EXERCISES TO COMPLETE:
a. In the LDA mailing-list thread, what values fill the documentID field?
b. From the LDA mailing-list thread, copy out the part that opens with the words containing "I suspect the" and closes with "Gokhan Capan <gk...@gmail.com>.".

SOURCE:
__________________________________________________

The problem is that the documentID field does not match with the original
document ids. This field is populated with zero-based auto-incrementing
indices.

I want to ask if I am missing something for vectordump to output correct
document ids, or this is the normal behavior when one runs lda on a
directory of documents, or I make a mistake in one of those steps.

I suspect the issue is seqdirectory assigns Text ids to documents, while
CVB algorithm expects documents in another format, <IntWritable,
VectorWritable>. If this is the case, could you help me for assigning
IntWritable ids to documents in the process of creating vectors from them?
Or should I modify the o.a.m.text.SequenceFilesFromDirectory code to do so?

Thanks

-- 
Gokhan

Re: LDA Questions

Posted by Gokhan Capan <gk...@gmail.com>.
Hi Jake,

Today I submitted the diff. It is available at
https://issues.apache.org/jira/browse/MAHOUT-1051

Thanks for the advices

On Tue, Aug 7, 2012 at 1:06 AM, Jake Mannix <ja...@gmail.com> wrote:

> Sounds great Gokhan!

__________________________________________________

SOURCE MATERIAL:
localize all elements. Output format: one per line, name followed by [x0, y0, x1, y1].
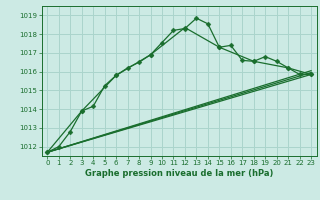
X-axis label: Graphe pression niveau de la mer (hPa): Graphe pression niveau de la mer (hPa) — [85, 169, 273, 178]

__________________________________________________

TASK-BY-TASK SOLUTIONS:
a. Zero-based auto-incrementing indices.

b.
I suspect the issue is seqdirectory assigns Text ids to documents, while
CVB algorithm expects documents in another format, <IntWritable,
VectorWritable>. If this is the case, could you help me for assigning
IntWritable ids to documents in the process of creating vectors from them?
Or should I modify the o.a.m.text.SequenceFilesFromDirectory code to do so?

Thanks

-- 
Gokhan

Re: LDA Questions

Posted by Gokhan Capan <gk...@gmail.com>.